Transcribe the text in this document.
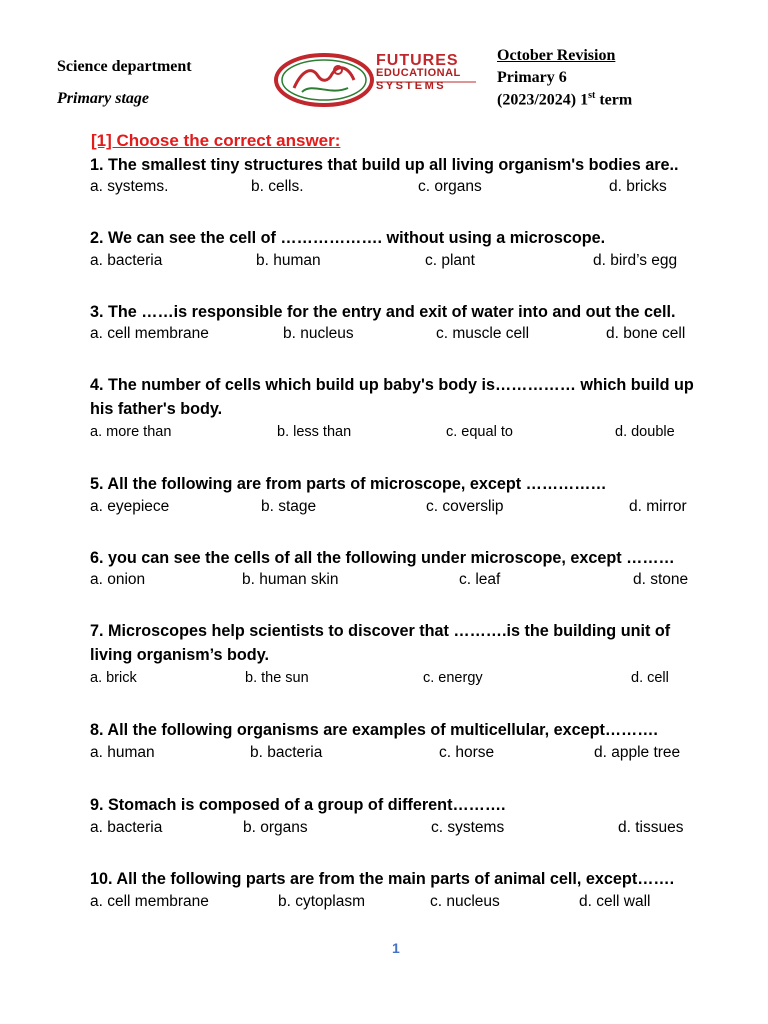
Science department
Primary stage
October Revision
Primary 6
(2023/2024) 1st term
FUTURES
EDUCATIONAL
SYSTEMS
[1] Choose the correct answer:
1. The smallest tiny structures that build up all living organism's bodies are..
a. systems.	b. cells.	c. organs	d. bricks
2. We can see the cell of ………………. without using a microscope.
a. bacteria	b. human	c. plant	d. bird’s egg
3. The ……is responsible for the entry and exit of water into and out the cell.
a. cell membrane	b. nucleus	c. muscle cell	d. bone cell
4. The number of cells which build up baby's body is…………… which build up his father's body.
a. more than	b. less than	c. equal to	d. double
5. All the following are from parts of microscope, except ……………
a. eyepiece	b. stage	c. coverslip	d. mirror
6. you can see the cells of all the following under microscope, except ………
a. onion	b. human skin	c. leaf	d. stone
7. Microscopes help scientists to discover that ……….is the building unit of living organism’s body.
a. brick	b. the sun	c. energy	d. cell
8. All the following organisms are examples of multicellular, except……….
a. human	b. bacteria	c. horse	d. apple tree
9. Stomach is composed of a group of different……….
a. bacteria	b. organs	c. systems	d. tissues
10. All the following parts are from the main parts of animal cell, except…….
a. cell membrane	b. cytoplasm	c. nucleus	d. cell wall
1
*****
■ PROMPT:
What belongs in the answer is each line of the data that has the word "nucleus".

■ WRITTEN ANSWER:
a. cell membrane	b. nucleus	c. muscle cell	d. bone cell
a. cell membrane	b. cytoplasm	c. nucleus	d. cell wall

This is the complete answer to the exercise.